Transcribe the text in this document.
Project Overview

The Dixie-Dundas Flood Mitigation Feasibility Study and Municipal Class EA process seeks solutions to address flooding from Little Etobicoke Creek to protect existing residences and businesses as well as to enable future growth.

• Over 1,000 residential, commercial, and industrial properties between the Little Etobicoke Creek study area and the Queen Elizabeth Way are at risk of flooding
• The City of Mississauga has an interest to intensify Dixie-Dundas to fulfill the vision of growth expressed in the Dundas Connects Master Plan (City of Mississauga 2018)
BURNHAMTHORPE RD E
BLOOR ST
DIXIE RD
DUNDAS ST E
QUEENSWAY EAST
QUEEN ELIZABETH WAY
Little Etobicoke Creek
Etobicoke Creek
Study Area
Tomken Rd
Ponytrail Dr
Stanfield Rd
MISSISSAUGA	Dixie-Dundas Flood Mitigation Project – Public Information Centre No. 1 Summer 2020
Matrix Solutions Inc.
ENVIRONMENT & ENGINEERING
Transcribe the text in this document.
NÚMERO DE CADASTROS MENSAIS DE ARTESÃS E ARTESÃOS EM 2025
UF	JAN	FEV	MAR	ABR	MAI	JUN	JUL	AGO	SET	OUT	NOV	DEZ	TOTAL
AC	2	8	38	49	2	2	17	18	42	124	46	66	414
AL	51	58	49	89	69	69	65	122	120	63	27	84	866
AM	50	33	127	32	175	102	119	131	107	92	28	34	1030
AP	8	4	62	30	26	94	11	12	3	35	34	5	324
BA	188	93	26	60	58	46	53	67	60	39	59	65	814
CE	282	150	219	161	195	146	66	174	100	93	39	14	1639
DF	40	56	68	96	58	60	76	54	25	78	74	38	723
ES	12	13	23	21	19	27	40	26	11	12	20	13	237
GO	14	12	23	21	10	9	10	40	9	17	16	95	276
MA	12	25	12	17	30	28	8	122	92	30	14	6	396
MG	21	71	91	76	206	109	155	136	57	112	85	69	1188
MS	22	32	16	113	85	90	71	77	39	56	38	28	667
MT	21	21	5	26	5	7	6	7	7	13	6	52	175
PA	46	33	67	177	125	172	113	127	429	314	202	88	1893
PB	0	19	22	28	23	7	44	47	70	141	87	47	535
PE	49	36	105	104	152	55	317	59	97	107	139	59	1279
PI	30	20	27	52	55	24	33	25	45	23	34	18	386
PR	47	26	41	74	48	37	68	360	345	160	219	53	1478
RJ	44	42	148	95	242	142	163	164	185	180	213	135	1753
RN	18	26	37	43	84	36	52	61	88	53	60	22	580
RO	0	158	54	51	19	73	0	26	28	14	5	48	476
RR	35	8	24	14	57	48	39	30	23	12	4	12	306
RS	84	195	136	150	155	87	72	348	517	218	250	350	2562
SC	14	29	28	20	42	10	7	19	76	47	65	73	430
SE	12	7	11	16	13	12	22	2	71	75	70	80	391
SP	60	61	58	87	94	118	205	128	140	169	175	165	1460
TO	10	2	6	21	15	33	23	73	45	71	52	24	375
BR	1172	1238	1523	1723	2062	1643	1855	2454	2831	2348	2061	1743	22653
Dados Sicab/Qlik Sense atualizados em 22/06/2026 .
——
* GIVEN PROBLEM: Check each line above for the word "Little", and copy the lines where it appears.

* RESULT FOR THIS TASK:
The Dixie-Dundas Flood Mitigation Feasibility Study and Municipal Class EA process seeks solutions to address flooding from Little Etobicoke Creek to protect existing residences and businesses as well as to enable future growth.
• Over 1,000 residential, commercial, and industrial properties between the Little Etobicoke Creek study area and the Queen Elizabeth Way are at risk of flooding
Little Etobicoke Creek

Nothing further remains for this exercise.